__Aim__:
In the records below, count every line containing "Untitled". Reply with the number only.

****

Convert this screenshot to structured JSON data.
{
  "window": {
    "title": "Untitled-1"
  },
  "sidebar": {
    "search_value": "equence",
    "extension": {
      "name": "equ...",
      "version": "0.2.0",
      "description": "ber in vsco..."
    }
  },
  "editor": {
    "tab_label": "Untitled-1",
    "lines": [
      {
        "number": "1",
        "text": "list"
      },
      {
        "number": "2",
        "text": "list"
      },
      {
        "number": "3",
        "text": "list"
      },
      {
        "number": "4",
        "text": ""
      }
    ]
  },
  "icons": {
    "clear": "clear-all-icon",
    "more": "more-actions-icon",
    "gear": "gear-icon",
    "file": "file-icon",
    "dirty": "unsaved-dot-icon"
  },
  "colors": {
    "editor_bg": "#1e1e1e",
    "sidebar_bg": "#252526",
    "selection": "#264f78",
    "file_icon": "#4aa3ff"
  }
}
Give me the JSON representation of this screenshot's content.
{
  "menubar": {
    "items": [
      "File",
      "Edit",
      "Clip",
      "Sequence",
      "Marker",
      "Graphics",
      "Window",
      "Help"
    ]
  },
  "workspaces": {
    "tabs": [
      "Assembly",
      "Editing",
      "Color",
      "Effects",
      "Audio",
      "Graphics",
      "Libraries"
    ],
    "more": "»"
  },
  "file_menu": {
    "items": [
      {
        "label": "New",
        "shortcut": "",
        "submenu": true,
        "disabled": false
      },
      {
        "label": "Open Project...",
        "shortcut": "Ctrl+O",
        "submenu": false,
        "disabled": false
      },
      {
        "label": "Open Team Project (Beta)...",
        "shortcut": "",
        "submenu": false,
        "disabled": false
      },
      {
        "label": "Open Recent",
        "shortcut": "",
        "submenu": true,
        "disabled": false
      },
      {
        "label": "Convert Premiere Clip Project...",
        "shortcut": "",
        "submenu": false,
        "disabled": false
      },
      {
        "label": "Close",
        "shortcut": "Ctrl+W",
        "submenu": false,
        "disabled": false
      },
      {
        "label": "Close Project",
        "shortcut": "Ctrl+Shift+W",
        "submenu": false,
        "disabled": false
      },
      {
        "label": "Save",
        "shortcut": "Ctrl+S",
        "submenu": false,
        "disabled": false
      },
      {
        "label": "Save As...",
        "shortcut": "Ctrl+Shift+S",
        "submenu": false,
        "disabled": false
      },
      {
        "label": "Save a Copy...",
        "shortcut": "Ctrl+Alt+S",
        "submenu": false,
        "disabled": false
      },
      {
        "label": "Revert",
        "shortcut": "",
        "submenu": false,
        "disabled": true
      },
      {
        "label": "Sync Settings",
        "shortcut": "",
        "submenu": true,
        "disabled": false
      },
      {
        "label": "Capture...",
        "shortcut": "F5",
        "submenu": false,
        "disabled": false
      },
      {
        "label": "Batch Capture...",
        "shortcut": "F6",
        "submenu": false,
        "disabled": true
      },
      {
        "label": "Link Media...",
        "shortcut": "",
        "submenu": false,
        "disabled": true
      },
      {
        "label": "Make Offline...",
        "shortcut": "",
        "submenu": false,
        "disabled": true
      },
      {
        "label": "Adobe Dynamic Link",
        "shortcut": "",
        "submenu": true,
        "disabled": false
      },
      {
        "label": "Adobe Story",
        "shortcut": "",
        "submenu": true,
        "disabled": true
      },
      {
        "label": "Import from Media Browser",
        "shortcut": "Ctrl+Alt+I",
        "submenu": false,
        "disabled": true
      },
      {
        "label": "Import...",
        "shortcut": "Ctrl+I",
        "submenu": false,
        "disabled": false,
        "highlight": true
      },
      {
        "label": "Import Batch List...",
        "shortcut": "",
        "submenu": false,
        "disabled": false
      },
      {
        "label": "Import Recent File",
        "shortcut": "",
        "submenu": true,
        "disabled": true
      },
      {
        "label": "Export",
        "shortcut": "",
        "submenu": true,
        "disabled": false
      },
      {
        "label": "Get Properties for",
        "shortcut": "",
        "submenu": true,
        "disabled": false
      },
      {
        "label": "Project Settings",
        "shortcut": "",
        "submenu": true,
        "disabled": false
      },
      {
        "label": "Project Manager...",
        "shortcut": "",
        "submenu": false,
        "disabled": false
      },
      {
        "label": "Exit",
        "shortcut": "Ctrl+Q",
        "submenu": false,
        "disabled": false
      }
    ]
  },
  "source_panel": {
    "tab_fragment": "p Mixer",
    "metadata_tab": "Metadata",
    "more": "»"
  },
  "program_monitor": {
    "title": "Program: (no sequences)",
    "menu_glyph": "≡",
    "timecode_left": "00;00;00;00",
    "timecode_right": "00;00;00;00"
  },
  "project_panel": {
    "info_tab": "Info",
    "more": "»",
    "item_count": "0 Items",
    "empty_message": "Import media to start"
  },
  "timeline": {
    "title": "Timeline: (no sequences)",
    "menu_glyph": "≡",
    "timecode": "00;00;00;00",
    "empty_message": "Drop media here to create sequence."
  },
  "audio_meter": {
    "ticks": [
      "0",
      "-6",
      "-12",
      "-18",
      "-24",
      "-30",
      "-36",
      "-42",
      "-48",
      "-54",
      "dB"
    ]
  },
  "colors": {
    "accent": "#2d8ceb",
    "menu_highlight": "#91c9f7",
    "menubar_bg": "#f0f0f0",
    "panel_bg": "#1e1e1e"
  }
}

****

__In response__:
2